What to produce: The records below are to be repeated in full, exactly as they are.

Extracted data:

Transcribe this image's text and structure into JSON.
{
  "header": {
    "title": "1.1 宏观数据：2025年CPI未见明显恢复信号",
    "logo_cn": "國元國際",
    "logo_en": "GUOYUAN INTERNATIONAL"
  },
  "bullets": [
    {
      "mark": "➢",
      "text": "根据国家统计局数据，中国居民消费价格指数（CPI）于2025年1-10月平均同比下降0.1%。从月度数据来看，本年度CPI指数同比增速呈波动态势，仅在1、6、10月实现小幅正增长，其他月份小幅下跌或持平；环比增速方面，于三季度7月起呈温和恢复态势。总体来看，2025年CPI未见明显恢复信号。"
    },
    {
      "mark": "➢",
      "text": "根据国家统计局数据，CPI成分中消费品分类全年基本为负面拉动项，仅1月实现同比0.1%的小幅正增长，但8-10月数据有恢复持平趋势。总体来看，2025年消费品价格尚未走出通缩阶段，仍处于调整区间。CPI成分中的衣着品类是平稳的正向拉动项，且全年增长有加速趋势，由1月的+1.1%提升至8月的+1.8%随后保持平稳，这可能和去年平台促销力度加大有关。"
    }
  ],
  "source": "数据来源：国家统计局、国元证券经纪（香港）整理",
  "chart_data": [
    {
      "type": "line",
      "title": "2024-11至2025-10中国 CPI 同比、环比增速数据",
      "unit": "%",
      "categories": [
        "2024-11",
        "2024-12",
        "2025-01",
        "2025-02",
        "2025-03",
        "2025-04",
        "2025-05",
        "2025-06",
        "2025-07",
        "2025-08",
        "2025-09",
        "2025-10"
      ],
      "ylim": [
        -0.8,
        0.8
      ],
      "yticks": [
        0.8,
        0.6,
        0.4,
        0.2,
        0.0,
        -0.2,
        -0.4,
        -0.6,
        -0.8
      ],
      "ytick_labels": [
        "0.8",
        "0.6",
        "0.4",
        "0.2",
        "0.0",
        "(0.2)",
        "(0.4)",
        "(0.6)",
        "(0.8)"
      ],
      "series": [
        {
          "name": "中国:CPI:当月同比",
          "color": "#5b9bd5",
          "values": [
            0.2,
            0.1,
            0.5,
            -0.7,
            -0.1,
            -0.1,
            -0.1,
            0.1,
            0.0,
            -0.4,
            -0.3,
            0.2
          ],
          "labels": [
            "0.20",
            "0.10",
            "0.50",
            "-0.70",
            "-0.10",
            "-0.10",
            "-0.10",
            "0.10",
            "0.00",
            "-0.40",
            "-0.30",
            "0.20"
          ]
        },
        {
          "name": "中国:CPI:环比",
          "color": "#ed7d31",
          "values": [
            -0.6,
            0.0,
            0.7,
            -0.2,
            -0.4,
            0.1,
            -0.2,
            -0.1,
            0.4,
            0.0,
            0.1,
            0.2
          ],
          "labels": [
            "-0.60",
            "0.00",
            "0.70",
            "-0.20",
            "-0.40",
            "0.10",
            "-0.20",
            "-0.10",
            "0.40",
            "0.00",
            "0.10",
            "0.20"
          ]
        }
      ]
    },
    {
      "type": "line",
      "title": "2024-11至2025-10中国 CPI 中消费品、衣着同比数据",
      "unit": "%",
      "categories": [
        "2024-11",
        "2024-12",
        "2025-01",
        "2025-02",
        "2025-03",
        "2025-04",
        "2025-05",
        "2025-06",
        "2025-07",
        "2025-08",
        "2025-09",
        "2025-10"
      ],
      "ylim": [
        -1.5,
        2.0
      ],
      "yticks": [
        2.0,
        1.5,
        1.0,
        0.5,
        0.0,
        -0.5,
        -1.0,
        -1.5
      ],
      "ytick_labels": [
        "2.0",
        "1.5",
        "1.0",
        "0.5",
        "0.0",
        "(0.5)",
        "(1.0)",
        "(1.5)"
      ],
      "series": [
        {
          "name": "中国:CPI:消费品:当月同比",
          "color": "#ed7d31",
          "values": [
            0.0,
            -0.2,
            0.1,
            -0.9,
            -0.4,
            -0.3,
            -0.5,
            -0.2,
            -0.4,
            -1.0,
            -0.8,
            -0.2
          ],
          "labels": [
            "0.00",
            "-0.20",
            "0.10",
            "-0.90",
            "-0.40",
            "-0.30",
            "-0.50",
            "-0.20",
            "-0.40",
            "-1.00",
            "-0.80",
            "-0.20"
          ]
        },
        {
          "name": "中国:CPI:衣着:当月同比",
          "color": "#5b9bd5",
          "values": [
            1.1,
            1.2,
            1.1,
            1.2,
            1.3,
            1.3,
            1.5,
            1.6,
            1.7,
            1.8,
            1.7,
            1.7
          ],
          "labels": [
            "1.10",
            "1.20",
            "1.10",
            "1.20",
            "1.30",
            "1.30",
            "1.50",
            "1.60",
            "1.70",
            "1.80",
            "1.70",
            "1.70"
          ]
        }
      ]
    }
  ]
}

Complete answer:
Transcribe this image's text and structure into JSON.
{
  "header": {
    "title": "1.1 宏观数据：2025年CPI未见明显恢复信号",
    "logo_cn": "國元國際",
    "logo_en": "GUOYUAN INTERNATIONAL"
  },
  "bullets": [
    {
      "mark": "➢",
      "text": "根据国家统计局数据，中国居民消费价格指数（CPI）于2025年1-10月平均同比下降0.1%。从月度数据来看，本年度CPI指数同比增速呈波动态势，仅在1、6、10月实现小幅正增长，其他月份小幅下跌或持平；环比增速方面，于三季度7月起呈温和恢复态势。总体来看，2025年CPI未见明显恢复信号。"
    },
    {
      "mark": "➢",
      "text": "根据国家统计局数据，CPI成分中消费品分类全年基本为负面拉动项，仅1月实现同比0.1%的小幅正增长，但8-10月数据有恢复持平趋势。总体来看，2025年消费品价格尚未走出通缩阶段，仍处于调整区间。CPI成分中的衣着品类是平稳的正向拉动项，且全年增长有加速趋势，由1月的+1.1%提升至8月的+1.8%随后保持平稳，这可能和去年平台促销力度加大有关。"
    }
  ],
  "source": "数据来源：国家统计局、国元证券经纪（香港）整理",
  "chart_data": [
    {
      "type": "line",
      "title": "2024-11至2025-10中国 CPI 同比、环比增速数据",
      "unit": "%",
      "categories": [
        "2024-11",
        "2024-12",
        "2025-01",
        "2025-02",
        "2025-03",
        "2025-04",
        "2025-05",
        "2025-06",
        "2025-07",
        "2025-08",
        "2025-09",
        "2025-10"
      ],
      "ylim": [
        -0.8,
        0.8
      ],
      "yticks": [
        0.8,
        0.6,
        0.4,
        0.2,
        0.0,
        -0.2,
        -0.4,
        -0.6,
        -0.8
      ],
      "ytick_labels": [
        "0.8",
        "0.6",
        "0.4",
        "0.2",
        "0.0",
        "(0.2)",
        "(0.4)",
        "(0.6)",
        "(0.8)"
      ],
      "series": [
        {
          "name": "中国:CPI:当月同比",
          "color": "#5b9bd5",
          "values": [
            0.2,
            0.1,
            0.5,
            -0.7,
            -0.1,
            -0.1,
            -0.1,
            0.1,
            0.0,
            -0.4,
            -0.3,
            0.2
          ],
          "labels": [
            "0.20",
            "0.10",
            "0.50",
            "-0.70",
            "-0.10",
            "-0.10",
            "-0.10",
            "0.10",
            "0.00",
            "-0.40",
            "-0.30",
            "0.20"
          ]
        },
        {
          "name": "中国:CPI:环比",
          "color": "#ed7d31",
          "values": [
            -0.6,
            0.0,
            0.7,
            -0.2,
            -0.4,
            0.1,
            -0.2,
            -0.1,
            0.4,
            0.0,
            0.1,
            0.2
          ],
          "labels": [
            "-0.60",
            "0.00",
            "0.70",
            "-0.20",
            "-0.40",
            "0.10",
            "-0.20",
            "-0.10",
            "0.40",
            "0.00",
            "0.10",
            "0.20"
          ]
        }
      ]
    },
    {
      "type": "line",
      "title": "2024-11至2025-10中国 CPI 中消费品、衣着同比数据",
      "unit": "%",
      "categories": [
        "2024-11",
        "2024-12",
        "2025-01",
        "2025-02",
        "2025-03",
        "2025-04",
        "2025-05",
        "2025-06",
        "2025-07",
        "2025-08",
        "2025-09",
        "2025-10"
      ],
      "ylim": [
        -1.5,
        2.0
      ],
      "yticks": [
        2.0,
        1.5,
        1.0,
        0.5,
        0.0,
        -0.5,
        -1.0,
        -1.5
      ],
      "ytick_labels": [
        "2.0",
        "1.5",
        "1.0",
        "0.5",
        "0.0",
        "(0.5)",
        "(1.0)",
        "(1.5)"
      ],
      "series": [
        {
          "name": "中国:CPI:消费品:当月同比",
          "color": "#ed7d31",
          "values": [
            0.0,
            -0.2,
            0.1,
            -0.9,
            -0.4,
            -0.3,
            -0.5,
            -0.2,
            -0.4,
            -1.0,
            -0.8,
            -0.2
          ],
          "labels": [
            "0.00",
            "-0.20",
            "0.10",
            "-0.90",
            "-0.40",
            "-0.30",
            "-0.50",
            "-0.20",
            "-0.40",
            "-1.00",
            "-0.80",
            "-0.20"
          ]
        },
        {
          "name": "中国:CPI:衣着:当月同比",
          "color": "#5b9bd5",
          "values": [
            1.1,
            1.2,
            1.1,
            1.2,
            1.3,
            1.3,
            1.5,
            1.6,
            1.7,
            1.8,
            1.7,
            1.7
          ],
          "labels": [
            "1.10",
            "1.20",
            "1.10",
            "1.20",
            "1.30",
            "1.30",
            "1.50",
            "1.60",
            "1.70",
            "1.80",
            "1.70",
            "1.70"
          ]
        }
      ]
    }
  ]
}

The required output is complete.